* _WHAT THIS TASK INVOLVES_: Turn each of the items below into a numbered list of its lines, leaving out any blank lines.

- - - -

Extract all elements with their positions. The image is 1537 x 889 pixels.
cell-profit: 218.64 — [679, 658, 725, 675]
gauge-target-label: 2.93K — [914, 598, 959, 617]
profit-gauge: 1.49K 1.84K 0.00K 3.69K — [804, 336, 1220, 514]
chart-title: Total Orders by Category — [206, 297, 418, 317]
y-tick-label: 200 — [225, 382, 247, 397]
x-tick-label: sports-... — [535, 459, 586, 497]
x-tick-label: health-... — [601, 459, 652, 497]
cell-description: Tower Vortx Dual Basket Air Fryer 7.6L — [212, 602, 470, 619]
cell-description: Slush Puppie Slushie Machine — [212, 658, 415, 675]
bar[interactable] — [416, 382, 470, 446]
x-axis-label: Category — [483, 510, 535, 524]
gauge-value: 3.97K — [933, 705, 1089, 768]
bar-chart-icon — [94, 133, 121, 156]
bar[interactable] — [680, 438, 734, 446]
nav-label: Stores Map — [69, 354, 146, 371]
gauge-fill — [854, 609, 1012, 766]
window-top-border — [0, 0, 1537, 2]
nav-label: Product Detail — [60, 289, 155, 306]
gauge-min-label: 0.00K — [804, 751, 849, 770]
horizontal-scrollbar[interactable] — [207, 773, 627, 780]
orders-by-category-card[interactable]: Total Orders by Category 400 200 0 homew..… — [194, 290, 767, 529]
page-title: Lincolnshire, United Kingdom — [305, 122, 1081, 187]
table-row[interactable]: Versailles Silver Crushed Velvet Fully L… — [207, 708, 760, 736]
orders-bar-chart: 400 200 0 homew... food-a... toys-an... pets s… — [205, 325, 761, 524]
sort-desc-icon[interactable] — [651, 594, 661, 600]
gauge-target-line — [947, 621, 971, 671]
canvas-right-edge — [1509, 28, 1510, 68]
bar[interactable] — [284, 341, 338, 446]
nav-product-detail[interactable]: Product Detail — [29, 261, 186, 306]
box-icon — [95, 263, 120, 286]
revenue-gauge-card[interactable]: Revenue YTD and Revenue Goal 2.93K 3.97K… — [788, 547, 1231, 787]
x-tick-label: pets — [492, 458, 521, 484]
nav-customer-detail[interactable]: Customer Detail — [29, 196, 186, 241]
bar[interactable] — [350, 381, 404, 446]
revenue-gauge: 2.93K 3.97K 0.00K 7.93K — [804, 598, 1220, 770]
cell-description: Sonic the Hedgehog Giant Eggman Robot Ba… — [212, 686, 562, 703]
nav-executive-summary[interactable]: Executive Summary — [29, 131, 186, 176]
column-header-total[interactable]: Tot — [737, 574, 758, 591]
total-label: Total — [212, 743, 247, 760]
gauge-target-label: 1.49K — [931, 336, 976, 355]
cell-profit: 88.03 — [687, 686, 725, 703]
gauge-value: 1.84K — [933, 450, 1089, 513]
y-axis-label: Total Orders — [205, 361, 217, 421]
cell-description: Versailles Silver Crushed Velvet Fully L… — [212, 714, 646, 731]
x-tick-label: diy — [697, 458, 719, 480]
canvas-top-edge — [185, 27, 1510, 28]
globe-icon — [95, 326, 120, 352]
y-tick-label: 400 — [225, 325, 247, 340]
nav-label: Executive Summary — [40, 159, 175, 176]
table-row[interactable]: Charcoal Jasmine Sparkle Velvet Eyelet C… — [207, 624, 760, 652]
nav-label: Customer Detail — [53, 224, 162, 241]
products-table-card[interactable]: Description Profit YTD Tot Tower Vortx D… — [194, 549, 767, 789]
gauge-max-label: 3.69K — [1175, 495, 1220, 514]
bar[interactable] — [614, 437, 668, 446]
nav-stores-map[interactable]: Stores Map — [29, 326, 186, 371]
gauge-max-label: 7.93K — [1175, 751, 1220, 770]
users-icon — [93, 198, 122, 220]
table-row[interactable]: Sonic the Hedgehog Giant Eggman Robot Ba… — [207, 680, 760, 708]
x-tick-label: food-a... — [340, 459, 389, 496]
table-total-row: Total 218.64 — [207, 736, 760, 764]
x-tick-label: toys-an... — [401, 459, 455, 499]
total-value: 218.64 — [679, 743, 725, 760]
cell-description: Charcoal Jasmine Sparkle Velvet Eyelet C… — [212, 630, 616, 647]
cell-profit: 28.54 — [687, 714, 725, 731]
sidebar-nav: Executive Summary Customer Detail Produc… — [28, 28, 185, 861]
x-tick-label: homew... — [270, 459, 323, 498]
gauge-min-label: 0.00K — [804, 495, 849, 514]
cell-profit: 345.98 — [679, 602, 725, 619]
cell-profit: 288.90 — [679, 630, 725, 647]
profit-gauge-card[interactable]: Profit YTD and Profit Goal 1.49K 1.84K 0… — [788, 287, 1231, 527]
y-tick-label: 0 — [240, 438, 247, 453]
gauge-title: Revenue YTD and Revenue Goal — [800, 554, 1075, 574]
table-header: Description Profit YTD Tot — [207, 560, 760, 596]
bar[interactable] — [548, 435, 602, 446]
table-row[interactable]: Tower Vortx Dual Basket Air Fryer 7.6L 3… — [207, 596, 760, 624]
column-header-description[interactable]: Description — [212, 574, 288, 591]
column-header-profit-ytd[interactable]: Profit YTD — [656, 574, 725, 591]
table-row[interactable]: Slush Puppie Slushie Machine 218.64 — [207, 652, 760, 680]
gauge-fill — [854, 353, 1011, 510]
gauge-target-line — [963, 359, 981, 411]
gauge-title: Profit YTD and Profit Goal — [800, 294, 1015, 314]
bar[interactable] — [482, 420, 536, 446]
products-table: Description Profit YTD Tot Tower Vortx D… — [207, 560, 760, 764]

- - - -

* _TASK SOLUTION_:
1. Extract all elements with their positions. The image is 1537 x 889 pixels.
2. cell-profit: 218.64 — [679, 658, 725, 675]
3. gauge-target-label: 2.93K — [914, 598, 959, 617]
4. profit-gauge: 1.49K 1.84K 0.00K 3.69K — [804, 336, 1220, 514]
5. chart-title: Total Orders by Category — [206, 297, 418, 317]
6. y-tick-label: 200 — [225, 382, 247, 397]
7. x-tick-label: sports-... — [535, 459, 586, 497]
8. x-tick-label: health-... — [601, 459, 652, 497]
9. cell-description: Tower Vortx Dual Basket Air Fryer 7.6L — [212, 602, 470, 619]
10. cell-description: Slush Puppie Slushie Machine — [212, 658, 415, 675]
11. bar[interactable] — [416, 382, 470, 446]
12. x-axis-label: Category — [483, 510, 535, 524]
13. gauge-value: 3.97K — [933, 705, 1089, 768]
14. bar-chart-icon — [94, 133, 121, 156]
15. bar[interactable] — [680, 438, 734, 446]
16. nav-label: Stores Map — [69, 354, 146, 371]
17. gauge-fill — [854, 609, 1012, 766]
18. window-top-border — [0, 0, 1537, 2]
19. nav-label: Product Detail — [60, 289, 155, 306]
20. gauge-min-label: 0.00K — [804, 751, 849, 770]
21. horizontal-scrollbar[interactable] — [207, 773, 627, 780]
22. orders-by-category-card[interactable]: Total Orders by Category 400 200 0 homew..… — [194, 290, 767, 529]
23. page-title: Lincolnshire, United Kingdom — [305, 122, 1081, 187]
24. table-row[interactable]: Versailles Silver Crushed Velvet Fully L… — [207, 708, 760, 736]
25. orders-bar-chart: 400 200 0 homew... food-a... toys-an... pets s… — [205, 325, 761, 524]
26. sort-desc-icon[interactable] — [651, 594, 661, 600]
27. gauge-target-line — [947, 621, 971, 671]
28. canvas-right-edge — [1509, 28, 1510, 68]
29. bar[interactable] — [284, 341, 338, 446]
30. nav-product-detail[interactable]: Product Detail — [29, 261, 186, 306]
31. box-icon — [95, 263, 120, 286]
32. revenue-gauge-card[interactable]: Revenue YTD and Revenue Goal 2.93K 3.97K… — [788, 547, 1231, 787]
33. x-tick-label: pets — [492, 458, 521, 484]
34. nav-customer-detail[interactable]: Customer Detail — [29, 196, 186, 241]
35. bar[interactable] — [350, 381, 404, 446]
36. revenue-gauge: 2.93K 3.97K 0.00K 7.93K — [804, 598, 1220, 770]
37. cell-description: Sonic the Hedgehog Giant Eggman Robot Ba… — [212, 686, 562, 703]
38. nav-executive-summary[interactable]: Executive Summary — [29, 131, 186, 176]
39. column-header-total[interactable]: Tot — [737, 574, 758, 591]
40. total-label: Total — [212, 743, 247, 760]
41. gauge-target-label: 1.49K — [931, 336, 976, 355]
42. cell-profit: 88.03 — [687, 686, 725, 703]
43. gauge-value: 1.84K — [933, 450, 1089, 513]
44. y-axis-label: Total Orders — [205, 361, 217, 421]
45. cell-description: Versailles Silver Crushed Velvet Fully L… — [212, 714, 646, 731]
46. x-tick-label: diy — [697, 458, 719, 480]
47. canvas-top-edge — [185, 27, 1510, 28]
48. globe-icon — [95, 326, 120, 352]
49. y-tick-label: 400 — [225, 325, 247, 340]
50. nav-label: Executive Summary — [40, 159, 175, 176]
51. table-row[interactable]: Charcoal Jasmine Sparkle Velvet Eyelet C… — [207, 624, 760, 652]
52. nav-label: Customer Detail — [53, 224, 162, 241]
53. products-table-card[interactable]: Description Profit YTD Tot Tower Vortx D… — [194, 549, 767, 789]
54. gauge-max-label: 3.69K — [1175, 495, 1220, 514]
55. bar[interactable] — [614, 437, 668, 446]
56. nav-stores-map[interactable]: Stores Map — [29, 326, 186, 371]
57. gauge-max-label: 7.93K — [1175, 751, 1220, 770]
58. users-icon — [93, 198, 122, 220]
59. table-row[interactable]: Sonic the Hedgehog Giant Eggman Robot Ba… — [207, 680, 760, 708]
60. x-tick-label: food-a... — [340, 459, 389, 496]
61. table-total-row: Total 218.64 — [207, 736, 760, 764]
62. x-tick-label: toys-an... — [401, 459, 455, 499]
63. total-value: 218.64 — [679, 743, 725, 760]
64. cell-description: Charcoal Jasmine Sparkle Velvet Eyelet C… — [212, 630, 616, 647]
65. cell-profit: 28.54 — [687, 714, 725, 731]
66. sidebar-nav: Executive Summary Customer Detail Produc… — [28, 28, 185, 861]
67. x-tick-label: homew... — [270, 459, 323, 498]
68. gauge-min-label: 0.00K — [804, 495, 849, 514]
69. cell-profit: 345.98 — [679, 602, 725, 619]
70. cell-profit: 288.90 — [679, 630, 725, 647]
71. profit-gauge-card[interactable]: Profit YTD and Profit Goal 1.49K 1.84K 0… — [788, 287, 1231, 527]
72. y-tick-label: 0 — [240, 438, 247, 453]
73. gauge-title: Revenue YTD and Revenue Goal — [800, 554, 1075, 574]
74. table-header: Description Profit YTD Tot — [207, 560, 760, 596]
75. bar[interactable] — [548, 435, 602, 446]
76. table-row[interactable]: Tower Vortx Dual Basket Air Fryer 7.6L 3… — [207, 596, 760, 624]
77. column-header-description[interactable]: Description — [212, 574, 288, 591]
78. column-header-profit-ytd[interactable]: Profit YTD — [656, 574, 725, 591]
79. table-row[interactable]: Slush Puppie Slushie Machine 218.64 — [207, 652, 760, 680]
80. gauge-fill — [854, 353, 1011, 510]
81. gauge-target-line — [963, 359, 981, 411]
82. gauge-title: Profit YTD and Profit Goal — [800, 294, 1015, 314]
83. bar[interactable] — [482, 420, 536, 446]
84. products-table: Description Profit YTD Tot Tower Vortx D… — [207, 560, 760, 764]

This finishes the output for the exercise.